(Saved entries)
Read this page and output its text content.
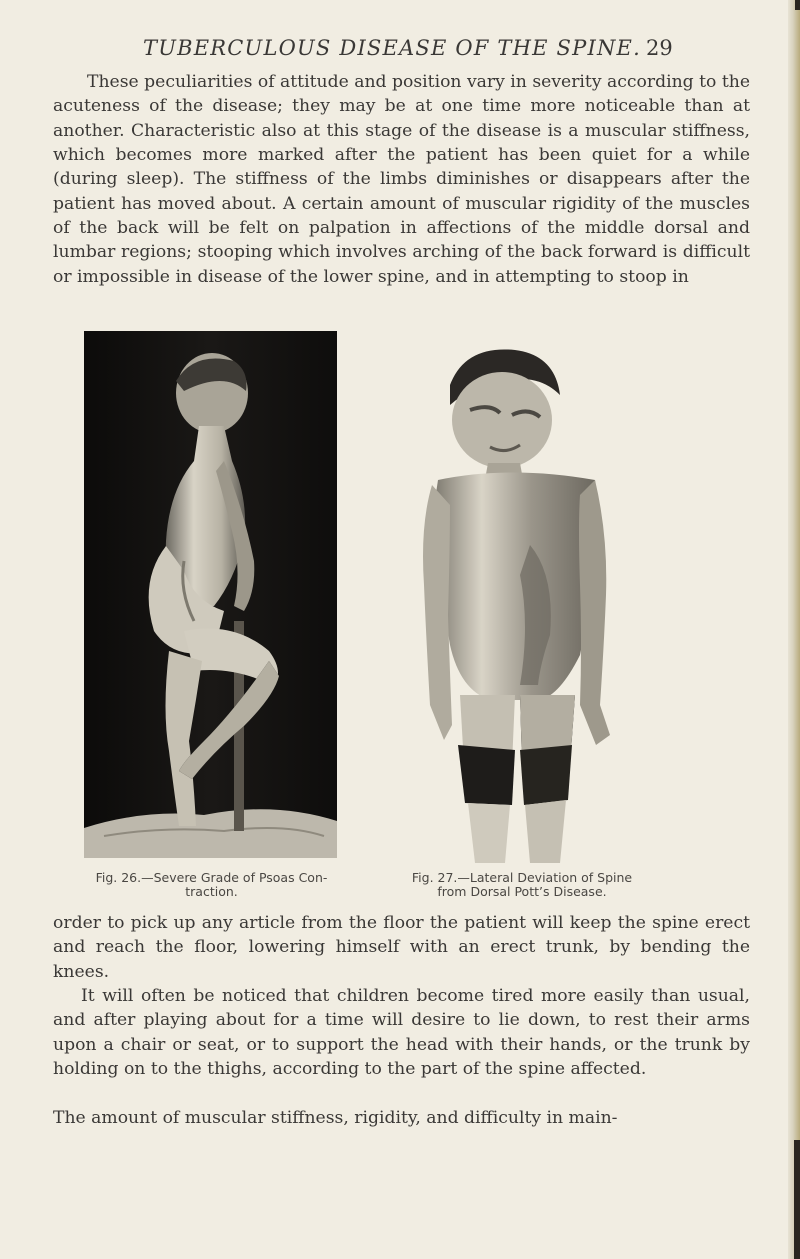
TUBERCULOUS DISEASE OF THE SPINE. 29

These peculiarities of attitude and position vary in severity according to the acuteness of the disease; they may be at one time more noticeable than at another. Characteristic also at this stage of the disease is a muscular stiffness, which becomes more marked after the patient has been quiet for a while (during sleep). The stiffness of the limbs diminishes or disappears after the patient has moved about. A certain amount of muscular rigidity of the muscles of the back will be felt on palpation in affections of the middle dorsal and lumbar regions; stooping which involves arching of the back forward is difficult or impossible in disease of the lower spine, and in attempting to stoop in

Fig. 26.—Severe Grade of Psoas Con-
traction.
Fig. 27.—Lateral Deviation of Spine
from Dorsal Pott’s Disease.

order to pick up any article from the floor the patient will keep the spine erect and reach the floor, lowering himself with an erect trunk, by bending the knees.

It will often be noticed that children become tired more easily than usual, and after playing about for a time will desire to lie down, to rest their arms upon a chair or seat, or to support the head with their hands, or the trunk by holding on to the thighs, according to the part of the spine affected.

The amount of muscular stiffness, rigidity, and difficulty in main-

▶ **REQUIREMENT**: Find each line with the string "from" and copy it out.

▶ **FINISHED TASK**:
from Dorsal Pott’s Disease.
order to pick up any article from the floor the patient will keep the spine erect and reach the floor, lowering himself with an erect trunk, by bending the knees.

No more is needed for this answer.